Exercise goal: Locate the word "candidate" in the entries below, then gather every line that holds it.

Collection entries
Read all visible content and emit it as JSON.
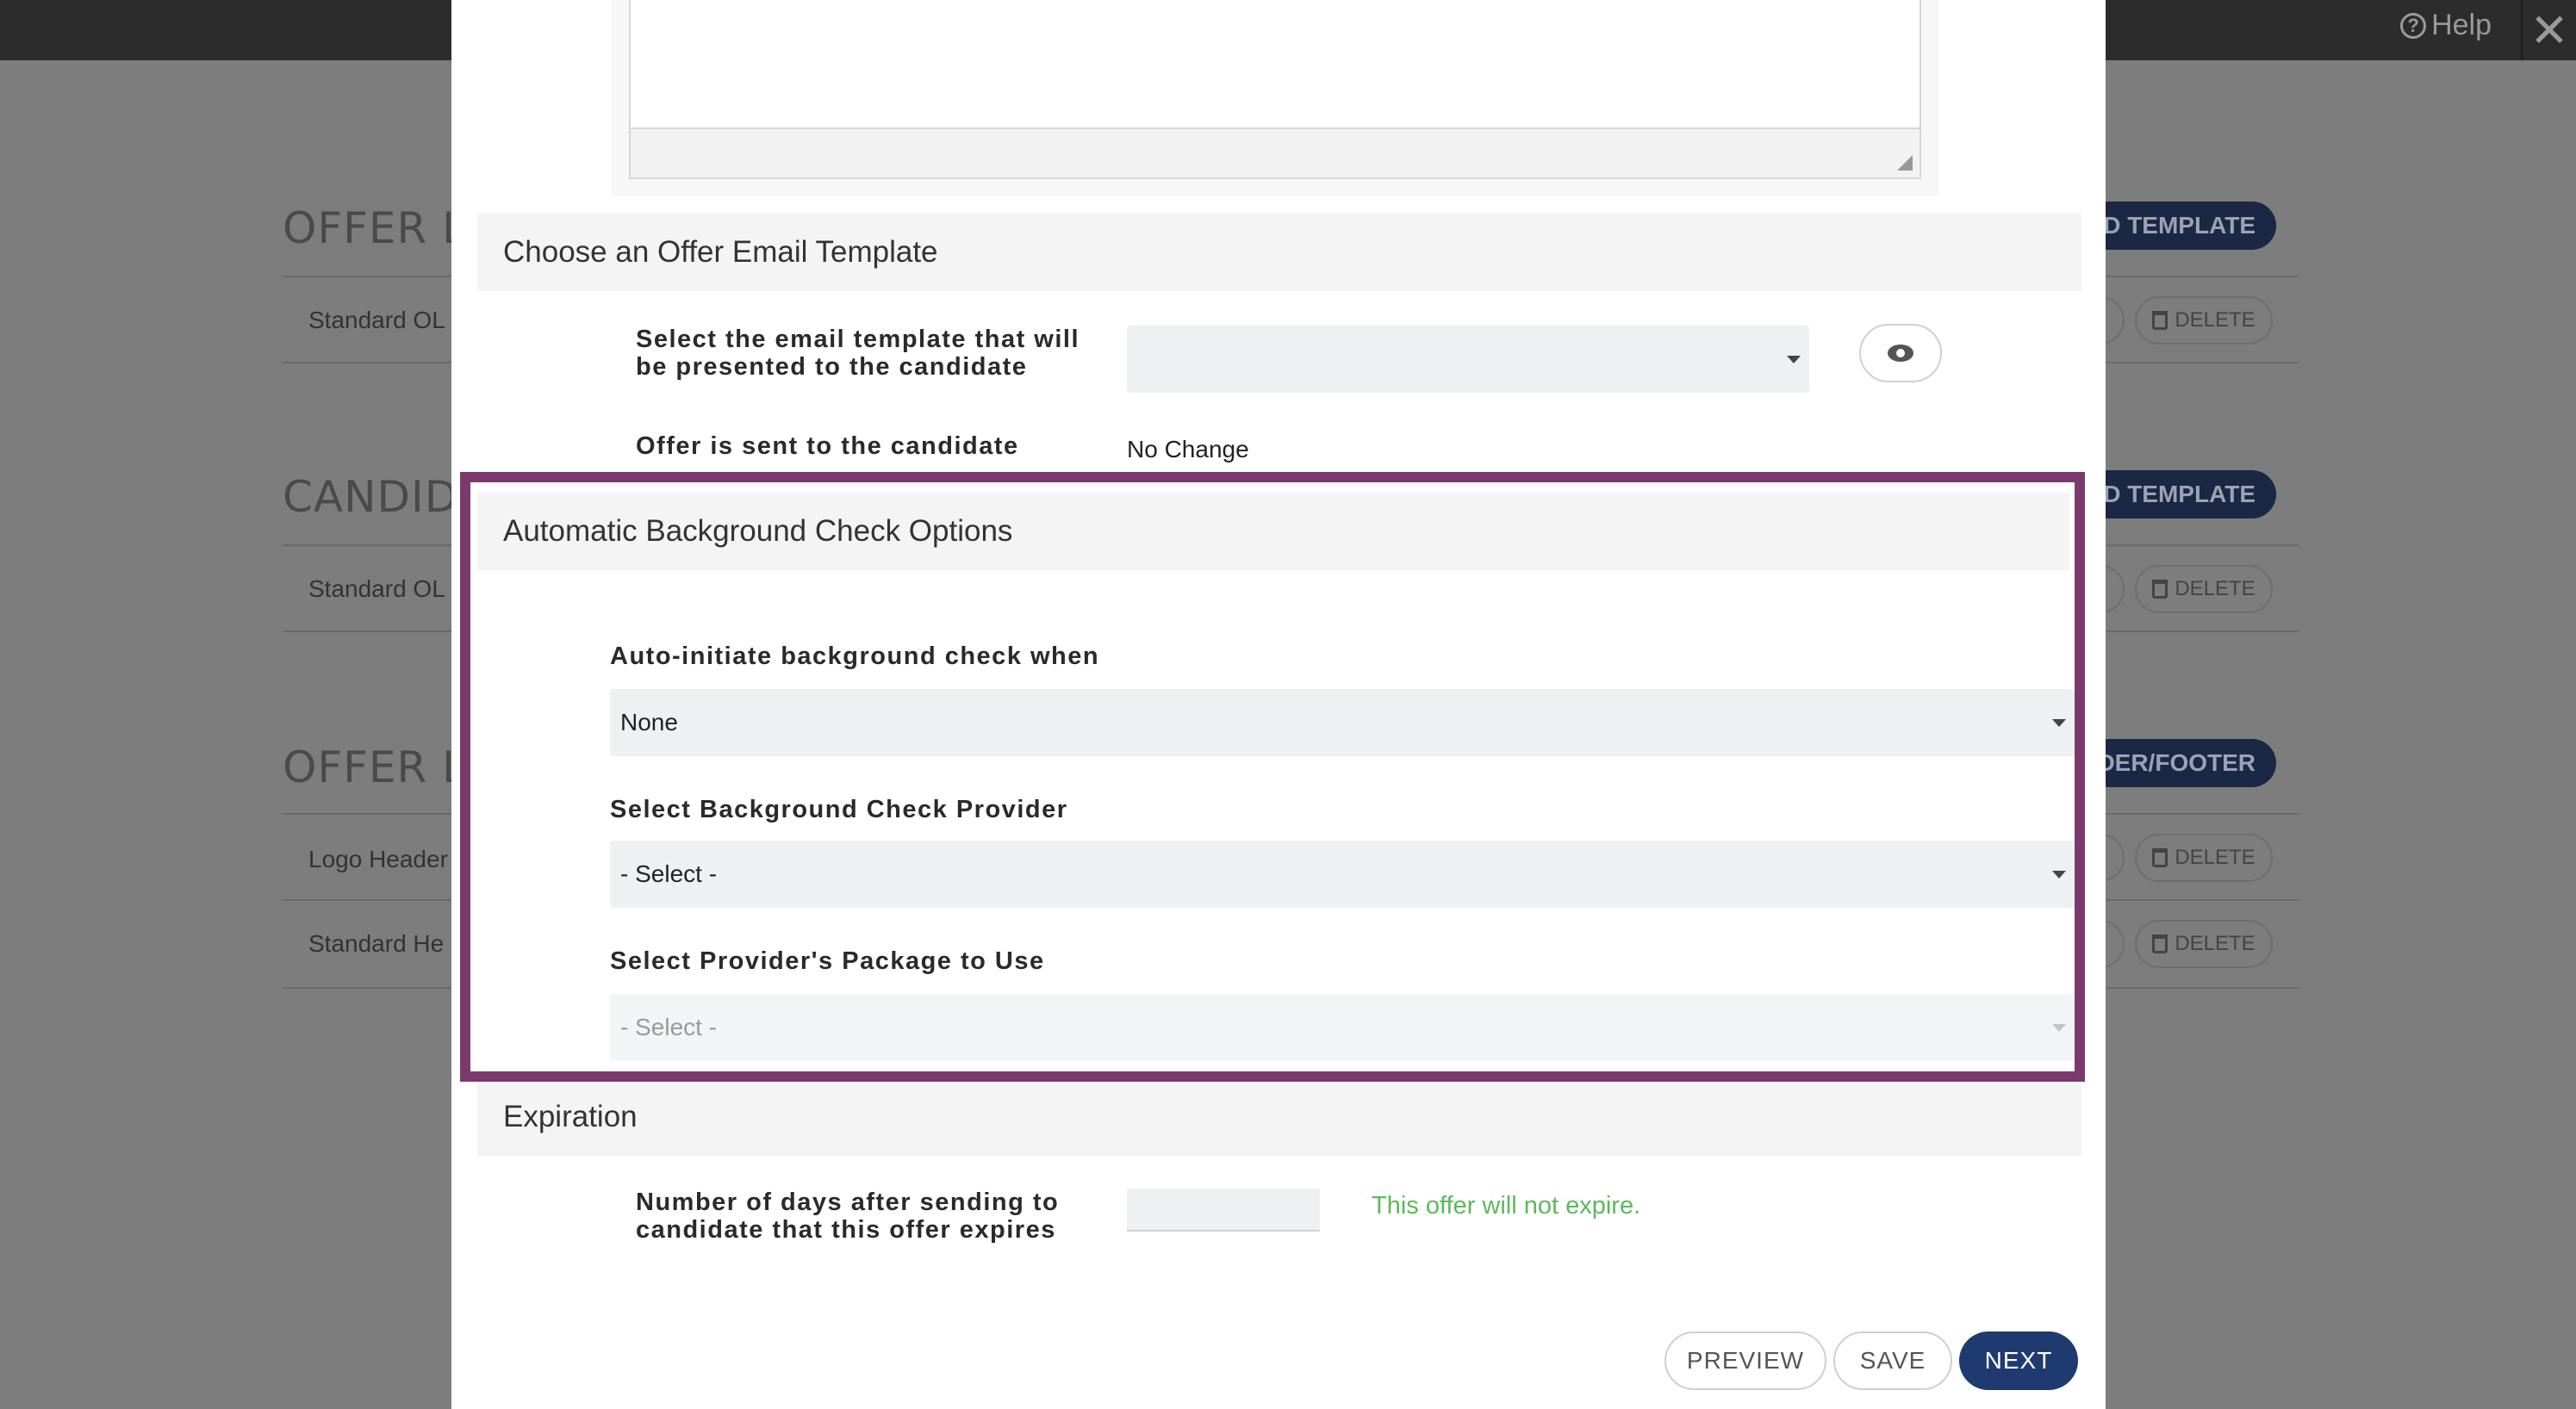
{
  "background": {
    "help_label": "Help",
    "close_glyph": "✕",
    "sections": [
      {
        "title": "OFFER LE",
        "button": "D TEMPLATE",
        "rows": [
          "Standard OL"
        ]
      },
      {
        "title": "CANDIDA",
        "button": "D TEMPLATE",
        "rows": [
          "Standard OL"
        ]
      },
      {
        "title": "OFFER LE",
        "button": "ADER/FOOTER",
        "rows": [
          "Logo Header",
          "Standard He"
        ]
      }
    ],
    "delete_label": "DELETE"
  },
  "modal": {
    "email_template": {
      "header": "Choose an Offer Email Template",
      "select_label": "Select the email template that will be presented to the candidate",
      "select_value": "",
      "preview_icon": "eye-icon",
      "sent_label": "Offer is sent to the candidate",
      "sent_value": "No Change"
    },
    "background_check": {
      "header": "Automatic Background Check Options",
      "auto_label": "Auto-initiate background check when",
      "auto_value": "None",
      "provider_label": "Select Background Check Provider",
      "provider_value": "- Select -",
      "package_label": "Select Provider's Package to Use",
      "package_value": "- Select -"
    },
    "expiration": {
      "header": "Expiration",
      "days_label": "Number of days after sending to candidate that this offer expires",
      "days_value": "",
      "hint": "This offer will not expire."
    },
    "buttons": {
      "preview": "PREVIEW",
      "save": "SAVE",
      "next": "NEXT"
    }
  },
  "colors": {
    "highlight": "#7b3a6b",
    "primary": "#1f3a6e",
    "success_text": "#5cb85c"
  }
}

---

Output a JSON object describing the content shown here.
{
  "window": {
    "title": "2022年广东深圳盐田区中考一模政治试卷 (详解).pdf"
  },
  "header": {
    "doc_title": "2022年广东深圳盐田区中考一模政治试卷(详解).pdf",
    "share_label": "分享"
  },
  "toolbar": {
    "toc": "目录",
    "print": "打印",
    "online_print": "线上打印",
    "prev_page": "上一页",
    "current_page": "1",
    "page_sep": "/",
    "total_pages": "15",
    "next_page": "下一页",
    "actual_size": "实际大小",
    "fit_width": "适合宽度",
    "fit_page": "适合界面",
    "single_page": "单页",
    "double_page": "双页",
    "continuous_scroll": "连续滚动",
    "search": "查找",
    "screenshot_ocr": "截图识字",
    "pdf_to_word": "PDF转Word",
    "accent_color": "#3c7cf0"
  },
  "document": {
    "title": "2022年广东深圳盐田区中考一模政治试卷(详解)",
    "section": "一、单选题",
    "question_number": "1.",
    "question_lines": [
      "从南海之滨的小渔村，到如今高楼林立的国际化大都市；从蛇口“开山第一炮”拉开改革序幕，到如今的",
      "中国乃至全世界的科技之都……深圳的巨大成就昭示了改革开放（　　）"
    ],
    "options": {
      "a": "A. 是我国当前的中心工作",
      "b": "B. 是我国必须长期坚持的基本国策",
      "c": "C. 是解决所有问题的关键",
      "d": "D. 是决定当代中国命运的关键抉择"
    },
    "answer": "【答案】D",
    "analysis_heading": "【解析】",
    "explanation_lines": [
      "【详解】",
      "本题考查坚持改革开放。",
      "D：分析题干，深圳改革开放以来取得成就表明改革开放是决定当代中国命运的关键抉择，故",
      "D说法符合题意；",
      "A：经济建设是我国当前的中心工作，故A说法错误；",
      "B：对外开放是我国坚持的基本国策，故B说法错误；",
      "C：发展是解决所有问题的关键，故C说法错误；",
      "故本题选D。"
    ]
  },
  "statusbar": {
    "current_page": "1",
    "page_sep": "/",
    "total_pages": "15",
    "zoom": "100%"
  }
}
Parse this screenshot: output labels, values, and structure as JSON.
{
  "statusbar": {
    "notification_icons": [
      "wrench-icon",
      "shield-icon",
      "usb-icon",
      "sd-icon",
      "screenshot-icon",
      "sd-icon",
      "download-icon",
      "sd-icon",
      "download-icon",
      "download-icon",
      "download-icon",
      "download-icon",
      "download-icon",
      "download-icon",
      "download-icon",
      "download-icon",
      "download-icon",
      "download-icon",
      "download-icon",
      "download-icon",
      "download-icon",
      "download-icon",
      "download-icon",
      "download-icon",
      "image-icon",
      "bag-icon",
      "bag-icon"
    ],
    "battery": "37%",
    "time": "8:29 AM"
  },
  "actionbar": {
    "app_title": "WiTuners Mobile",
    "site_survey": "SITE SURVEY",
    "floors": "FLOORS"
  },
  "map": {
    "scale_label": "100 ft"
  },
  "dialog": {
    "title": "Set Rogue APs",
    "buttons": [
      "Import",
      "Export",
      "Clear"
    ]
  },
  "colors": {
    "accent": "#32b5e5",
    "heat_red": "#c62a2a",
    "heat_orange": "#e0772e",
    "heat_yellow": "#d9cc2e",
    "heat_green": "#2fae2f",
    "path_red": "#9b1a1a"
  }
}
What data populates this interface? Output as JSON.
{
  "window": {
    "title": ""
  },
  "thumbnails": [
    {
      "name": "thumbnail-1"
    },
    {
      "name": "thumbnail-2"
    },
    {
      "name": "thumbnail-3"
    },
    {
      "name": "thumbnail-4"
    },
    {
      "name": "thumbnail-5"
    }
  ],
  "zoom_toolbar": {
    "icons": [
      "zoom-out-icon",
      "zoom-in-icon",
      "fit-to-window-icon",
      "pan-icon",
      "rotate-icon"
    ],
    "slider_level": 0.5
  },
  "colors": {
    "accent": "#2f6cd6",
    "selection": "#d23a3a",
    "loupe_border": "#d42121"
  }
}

Output of the exercise:
      "select_label": "Select the email template that will be presented to the candidate",
      "sent_label": "Offer is sent to the candidate",
      "days_label": "Number of days after sending to candidate that this offer expires",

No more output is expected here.